TO BE DONE: Give the number of lines in this listing that contain "числитель", with no other words.

*** DATA SHOWN

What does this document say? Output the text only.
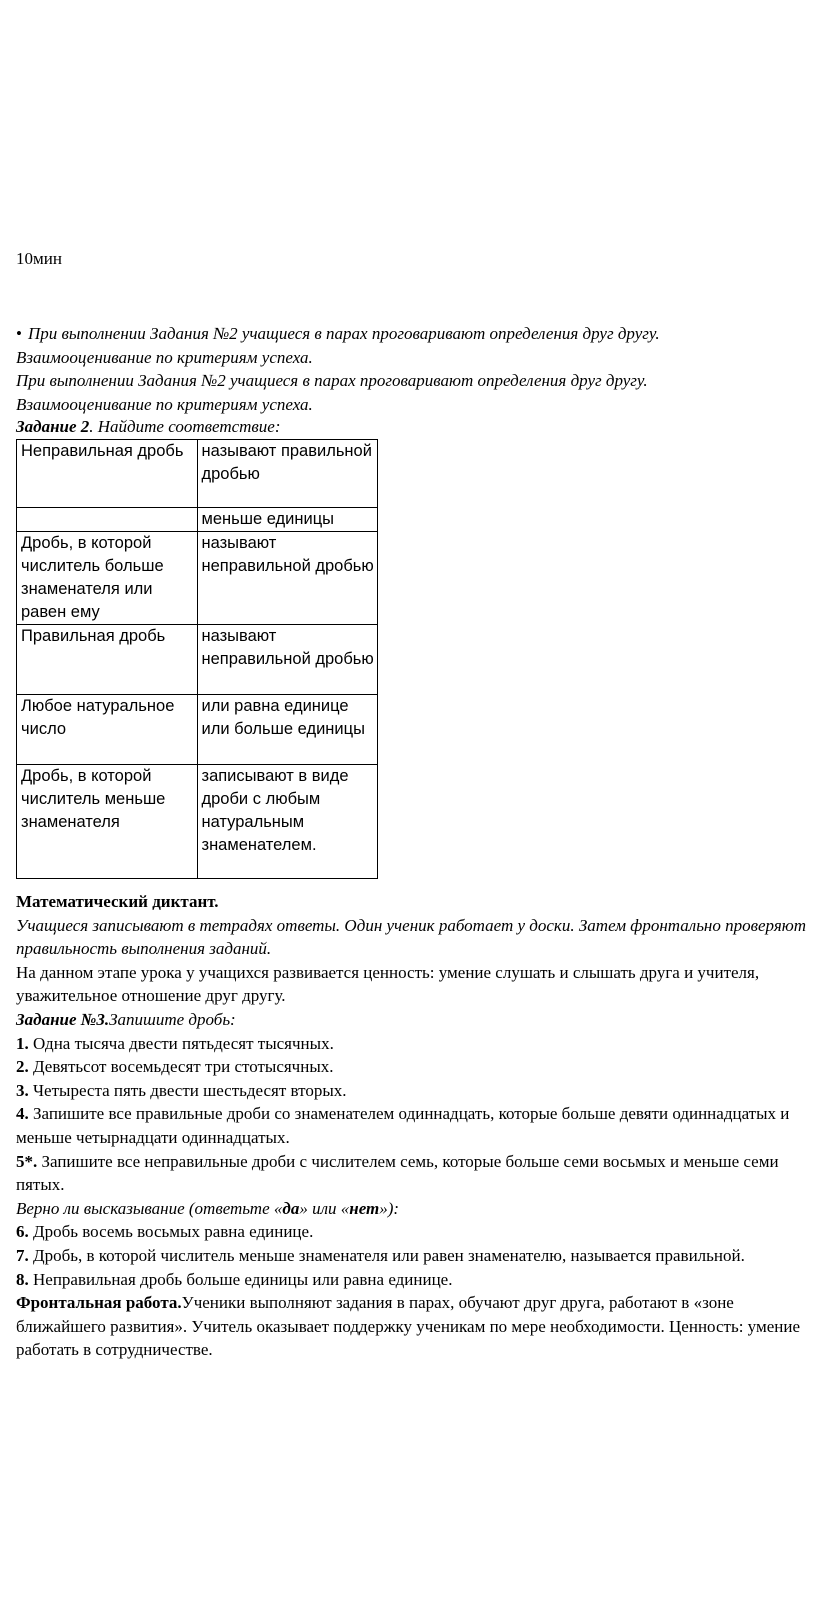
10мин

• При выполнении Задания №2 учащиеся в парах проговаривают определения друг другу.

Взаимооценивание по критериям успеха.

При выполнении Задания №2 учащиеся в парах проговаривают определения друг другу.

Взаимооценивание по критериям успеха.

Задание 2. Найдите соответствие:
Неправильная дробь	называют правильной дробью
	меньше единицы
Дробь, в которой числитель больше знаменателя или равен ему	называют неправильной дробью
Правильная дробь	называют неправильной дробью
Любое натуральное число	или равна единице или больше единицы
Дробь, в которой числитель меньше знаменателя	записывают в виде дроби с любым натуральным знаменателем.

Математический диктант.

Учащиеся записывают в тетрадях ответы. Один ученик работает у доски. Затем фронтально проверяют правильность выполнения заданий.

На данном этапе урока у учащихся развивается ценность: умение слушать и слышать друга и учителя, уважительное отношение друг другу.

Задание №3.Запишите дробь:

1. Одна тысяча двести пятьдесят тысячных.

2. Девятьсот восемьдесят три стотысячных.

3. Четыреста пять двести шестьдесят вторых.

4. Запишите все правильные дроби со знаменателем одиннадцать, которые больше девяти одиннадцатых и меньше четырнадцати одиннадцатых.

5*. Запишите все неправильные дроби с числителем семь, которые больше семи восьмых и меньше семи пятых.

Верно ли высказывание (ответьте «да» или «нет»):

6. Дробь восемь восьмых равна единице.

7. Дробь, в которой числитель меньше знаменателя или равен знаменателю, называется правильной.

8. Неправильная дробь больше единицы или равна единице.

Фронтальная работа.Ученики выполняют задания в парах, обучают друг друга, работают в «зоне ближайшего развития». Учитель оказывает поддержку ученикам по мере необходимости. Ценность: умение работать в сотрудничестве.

******

SOLUTION: 3